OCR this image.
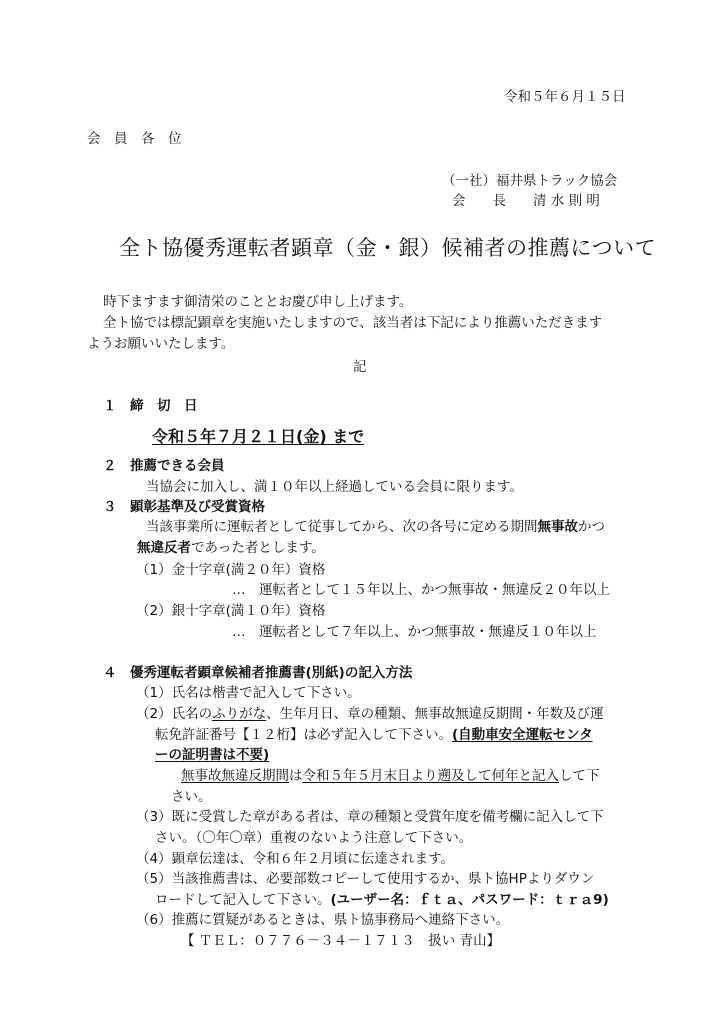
令和５年６月１５日
会　員　各　位
（一社）福井県トラック協会
会　　長　　清 水 則 明
全ト協優秀運転者顕章（金・銀）候補者の推薦について
時下ますます御清栄のこととお慶び申し上げます。
全ト協では標記顕章を実施いたしますので、該当者は下記により推薦いただきます
ようお願いいたします。
記
１ 締　切　日
令和５年７月２１日(金) まで
２ 推薦できる会員
当協会に加入し、満１０年以上経過している会員に限ります。
３ 顕彰基準及び受賞資格
当該事業所に運転者として従事してから、次の各号に定める期間無事故かつ
無違反者であった者とします。
（1）金十字章(満２０年）資格
…　運転者として１５年以上、かつ無事故・無違反２０年以上
（2）銀十字章(満１０年）資格
…　運転者として７年以上、かつ無事故・無違反１０年以上
４ 優秀運転者顕章候補者推薦書(別紙)の記入方法
（1）氏名は楷書で記入して下さい。
（2）氏名のふりがな、生年月日、章の種類、無事故無違反期間・年数及び運
転免許証番号【１２桁】は必ず記入して下さい。(自動車安全運転センタ
ーの証明書は不要)
無事故無違反期間は令和５年５月末日より遡及して何年と記入して下
さい。
（3）既に受賞した章がある者は、章の種類と受賞年度を備考欄に記入して下
さい。（〇年〇章）重複のないよう注意して下さい。
（4）顕章伝達は、令和６年２月頃に伝達されます。
（5）当該推薦書は、必要部数コピーして使用するか、県ト協HPよりダウン
ロードして記入して下さい。(ユーザー名：ｆｔａ、パスワード：ｔｒａ9)
（6）推薦に質疑があるときは、県ト協事務局へ連絡下さい。
【 ＴＥＬ：０７７６－３４－１７１３　扱い 青山】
------------------------------------------------------------------------
SHORT EXERCISE:
Transcribe all entries above exactly. Drop the pictures.

ANSWER BELOW:
OCR this image.
令和５年６月１５日
会　員　各　位
（一社）福井県トラック協会
会　　長　　清 水 則 明
全ト協優秀運転者顕章（金・銀）候補者の推薦について
時下ますます御清栄のこととお慶び申し上げます。
全ト協では標記顕章を実施いたしますので、該当者は下記により推薦いただきます
ようお願いいたします。
記
１ 締　切　日
令和５年７月２１日(金) まで
２ 推薦できる会員
当協会に加入し、満１０年以上経過している会員に限ります。
３ 顕彰基準及び受賞資格
当該事業所に運転者として従事してから、次の各号に定める期間無事故かつ
無違反者であった者とします。
（1）金十字章(満２０年）資格
…　運転者として１５年以上、かつ無事故・無違反２０年以上
（2）銀十字章(満１０年）資格
…　運転者として７年以上、かつ無事故・無違反１０年以上
４ 優秀運転者顕章候補者推薦書(別紙)の記入方法
（1）氏名は楷書で記入して下さい。
（2）氏名のふりがな、生年月日、章の種類、無事故無違反期間・年数及び運
転免許証番号【１２桁】は必ず記入して下さい。(自動車安全運転センタ
ーの証明書は不要)
無事故無違反期間は令和５年５月末日より遡及して何年と記入して下
さい。
（3）既に受賞した章がある者は、章の種類と受賞年度を備考欄に記入して下
さい。（〇年〇章）重複のないよう注意して下さい。
（4）顕章伝達は、令和６年２月頃に伝達されます。
（5）当該推薦書は、必要部数コピーして使用するか、県ト協HPよりダウン
ロードして記入して下さい。(ユーザー名：ｆｔａ、パスワード：ｔｒａ9)
（6）推薦に質疑があるときは、県ト協事務局へ連絡下さい。
【 ＴＥＬ：０７７６－３４－１７１３　扱い 青山】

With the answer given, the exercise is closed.